• _Set exercise_:
Drop all images and give the records again exactly.
+ + + + +
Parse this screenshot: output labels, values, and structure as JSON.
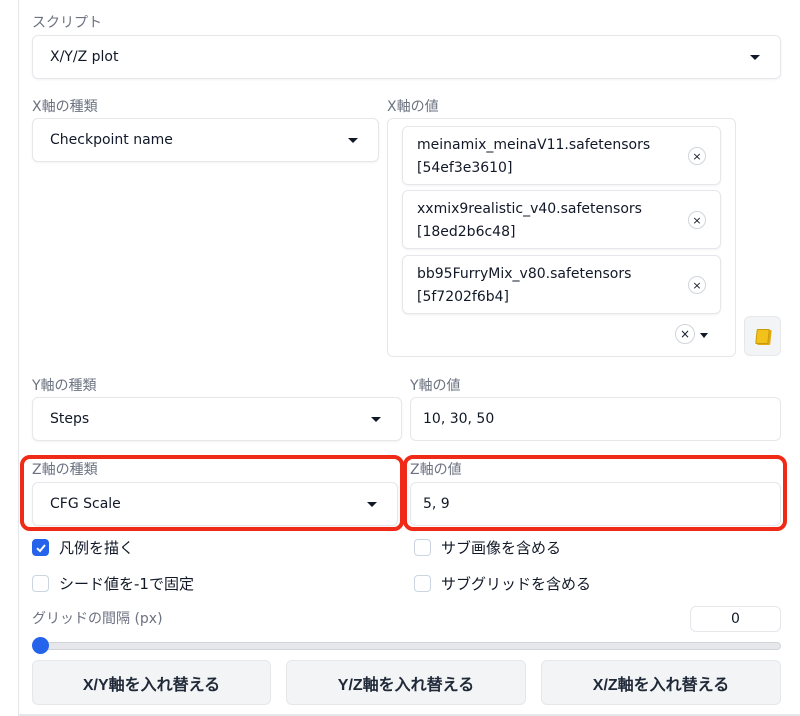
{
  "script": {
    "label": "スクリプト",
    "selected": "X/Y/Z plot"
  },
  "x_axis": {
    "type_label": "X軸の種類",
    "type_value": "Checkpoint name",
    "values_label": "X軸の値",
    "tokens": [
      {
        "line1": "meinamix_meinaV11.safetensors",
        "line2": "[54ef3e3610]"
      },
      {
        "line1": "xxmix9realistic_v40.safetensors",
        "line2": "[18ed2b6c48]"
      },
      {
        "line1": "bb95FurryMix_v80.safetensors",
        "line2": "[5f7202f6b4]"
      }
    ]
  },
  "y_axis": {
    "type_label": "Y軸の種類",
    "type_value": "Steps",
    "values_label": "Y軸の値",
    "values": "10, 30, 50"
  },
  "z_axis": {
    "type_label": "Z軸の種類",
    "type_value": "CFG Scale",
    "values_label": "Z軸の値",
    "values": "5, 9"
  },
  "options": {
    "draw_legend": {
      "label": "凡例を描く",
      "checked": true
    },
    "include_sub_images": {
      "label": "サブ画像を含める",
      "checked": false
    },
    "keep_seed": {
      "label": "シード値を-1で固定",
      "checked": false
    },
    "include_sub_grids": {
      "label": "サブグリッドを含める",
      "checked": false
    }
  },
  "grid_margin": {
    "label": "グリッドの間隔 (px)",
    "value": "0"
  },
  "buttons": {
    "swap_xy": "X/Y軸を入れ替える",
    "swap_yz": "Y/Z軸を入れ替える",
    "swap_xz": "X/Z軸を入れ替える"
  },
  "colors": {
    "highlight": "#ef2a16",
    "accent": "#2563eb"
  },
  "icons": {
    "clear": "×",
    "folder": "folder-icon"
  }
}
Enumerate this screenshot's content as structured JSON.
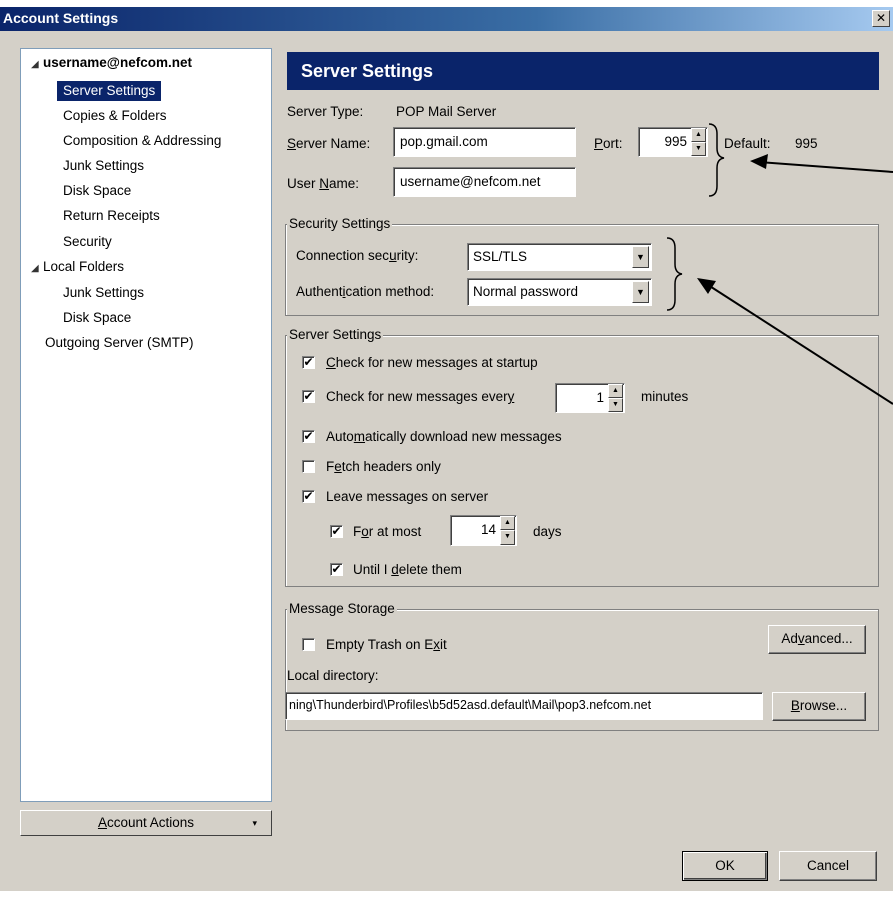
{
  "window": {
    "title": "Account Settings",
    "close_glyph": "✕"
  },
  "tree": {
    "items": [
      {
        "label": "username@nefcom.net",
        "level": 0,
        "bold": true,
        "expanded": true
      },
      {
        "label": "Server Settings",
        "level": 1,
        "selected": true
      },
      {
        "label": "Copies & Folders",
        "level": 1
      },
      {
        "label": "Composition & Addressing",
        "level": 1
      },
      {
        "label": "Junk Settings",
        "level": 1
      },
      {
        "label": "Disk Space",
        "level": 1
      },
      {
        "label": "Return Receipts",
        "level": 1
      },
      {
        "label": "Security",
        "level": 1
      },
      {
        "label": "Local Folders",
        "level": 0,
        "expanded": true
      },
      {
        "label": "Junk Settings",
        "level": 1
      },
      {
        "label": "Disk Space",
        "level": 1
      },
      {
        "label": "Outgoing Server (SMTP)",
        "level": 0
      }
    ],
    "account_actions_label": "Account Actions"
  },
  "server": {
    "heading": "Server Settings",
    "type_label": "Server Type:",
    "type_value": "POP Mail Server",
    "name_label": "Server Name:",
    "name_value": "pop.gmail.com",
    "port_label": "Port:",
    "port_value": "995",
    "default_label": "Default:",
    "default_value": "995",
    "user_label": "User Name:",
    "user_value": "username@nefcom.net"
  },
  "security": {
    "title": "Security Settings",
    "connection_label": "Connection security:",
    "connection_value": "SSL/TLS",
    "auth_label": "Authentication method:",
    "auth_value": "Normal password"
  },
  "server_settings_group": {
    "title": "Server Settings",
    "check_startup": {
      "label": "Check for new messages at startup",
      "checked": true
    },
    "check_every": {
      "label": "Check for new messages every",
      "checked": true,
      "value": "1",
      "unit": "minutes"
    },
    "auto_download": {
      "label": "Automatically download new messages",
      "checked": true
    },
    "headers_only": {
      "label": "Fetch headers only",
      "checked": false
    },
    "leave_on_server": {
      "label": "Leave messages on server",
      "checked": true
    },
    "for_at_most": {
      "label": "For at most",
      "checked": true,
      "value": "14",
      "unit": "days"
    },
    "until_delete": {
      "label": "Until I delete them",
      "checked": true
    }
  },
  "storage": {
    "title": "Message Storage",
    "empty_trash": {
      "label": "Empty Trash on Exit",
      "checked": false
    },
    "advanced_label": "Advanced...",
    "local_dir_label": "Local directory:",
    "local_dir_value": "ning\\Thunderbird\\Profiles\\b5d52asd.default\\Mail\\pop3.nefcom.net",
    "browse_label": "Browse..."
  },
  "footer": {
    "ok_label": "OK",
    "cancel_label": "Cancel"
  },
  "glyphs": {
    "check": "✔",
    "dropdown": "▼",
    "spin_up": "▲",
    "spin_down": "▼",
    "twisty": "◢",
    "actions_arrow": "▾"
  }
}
+ + + + +
• _Full answer_:
Parse this screenshot: output labels, values, and structure as JSON.
{
  "script": {
    "label": "スクリプト",
    "selected": "X/Y/Z plot"
  },
  "x_axis": {
    "type_label": "X軸の種類",
    "type_value": "Checkpoint name",
    "values_label": "X軸の値",
    "tokens": [
      {
        "line1": "meinamix_meinaV11.safetensors",
        "line2": "[54ef3e3610]"
      },
      {
        "line1": "xxmix9realistic_v40.safetensors",
        "line2": "[18ed2b6c48]"
      },
      {
        "line1": "bb95FurryMix_v80.safetensors",
        "line2": "[5f7202f6b4]"
      }
    ]
  },
  "y_axis": {
    "type_label": "Y軸の種類",
    "type_value": "Steps",
    "values_label": "Y軸の値",
    "values": "10, 30, 50"
  },
  "z_axis": {
    "type_label": "Z軸の種類",
    "type_value": "CFG Scale",
    "values_label": "Z軸の値",
    "values": "5, 9"
  },
  "options": {
    "draw_legend": {
      "label": "凡例を描く",
      "checked": true
    },
    "include_sub_images": {
      "label": "サブ画像を含める",
      "checked": false
    },
    "keep_seed": {
      "label": "シード値を-1で固定",
      "checked": false
    },
    "include_sub_grids": {
      "label": "サブグリッドを含める",
      "checked": false
    }
  },
  "grid_margin": {
    "label": "グリッドの間隔 (px)",
    "value": "0"
  },
  "buttons": {
    "swap_xy": "X/Y軸を入れ替える",
    "swap_yz": "Y/Z軸を入れ替える",
    "swap_xz": "X/Z軸を入れ替える"
  },
  "colors": {
    "highlight": "#ef2a16",
    "accent": "#2563eb"
  },
  "icons": {
    "clear": "×",
    "folder": "folder-icon"
  }
}
Enumerate this screenshot's content as structured JSON.
{
  "window": {
    "title": "Account Settings",
    "close_glyph": "✕"
  },
  "tree": {
    "items": [
      {
        "label": "username@nefcom.net",
        "level": 0,
        "bold": true,
        "expanded": true
      },
      {
        "label": "Server Settings",
        "level": 1,
        "selected": true
      },
      {
        "label": "Copies & Folders",
        "level": 1
      },
      {
        "label": "Composition & Addressing",
        "level": 1
      },
      {
        "label": "Junk Settings",
        "level": 1
      },
      {
        "label": "Disk Space",
        "level": 1
      },
      {
        "label": "Return Receipts",
        "level": 1
      },
      {
        "label": "Security",
        "level": 1
      },
      {
        "label": "Local Folders",
        "level": 0,
        "expanded": true
      },
      {
        "label": "Junk Settings",
        "level": 1
      },
      {
        "label": "Disk Space",
        "level": 1
      },
      {
        "label": "Outgoing Server (SMTP)",
        "level": 0
      }
    ],
    "account_actions_label": "Account Actions"
  },
  "server": {
    "heading": "Server Settings",
    "type_label": "Server Type:",
    "type_value": "POP Mail Server",
    "name_label": "Server Name:",
    "name_value": "pop.gmail.com",
    "port_label": "Port:",
    "port_value": "995",
    "default_label": "Default:",
    "default_value": "995",
    "user_label": "User Name:",
    "user_value": "username@nefcom.net"
  },
  "security": {
    "title": "Security Settings",
    "connection_label": "Connection security:",
    "connection_value": "SSL/TLS",
    "auth_label": "Authentication method:",
    "auth_value": "Normal password"
  },
  "server_settings_group": {
    "title": "Server Settings",
    "check_startup": {
      "label": "Check for new messages at startup",
      "checked": true
    },
    "check_every": {
      "label": "Check for new messages every",
      "checked": true,
      "value": "1",
      "unit": "minutes"
    },
    "auto_download": {
      "label": "Automatically download new messages",
      "checked": true
    },
    "headers_only": {
      "label": "Fetch headers only",
      "checked": false
    },
    "leave_on_server": {
      "label": "Leave messages on server",
      "checked": true
    },
    "for_at_most": {
      "label": "For at most",
      "checked": true,
      "value": "14",
      "unit": "days"
    },
    "until_delete": {
      "label": "Until I delete them",
      "checked": true
    }
  },
  "storage": {
    "title": "Message Storage",
    "empty_trash": {
      "label": "Empty Trash on Exit",
      "checked": false
    },
    "advanced_label": "Advanced...",
    "local_dir_label": "Local directory:",
    "local_dir_value": "ning\\Thunderbird\\Profiles\\b5d52asd.default\\Mail\\pop3.nefcom.net",
    "browse_label": "Browse..."
  },
  "footer": {
    "ok_label": "OK",
    "cancel_label": "Cancel"
  },
  "glyphs": {
    "check": "✔",
    "dropdown": "▼",
    "spin_up": "▲",
    "spin_down": "▼",
    "twisty": "◢",
    "actions_arrow": "▾"
  }
}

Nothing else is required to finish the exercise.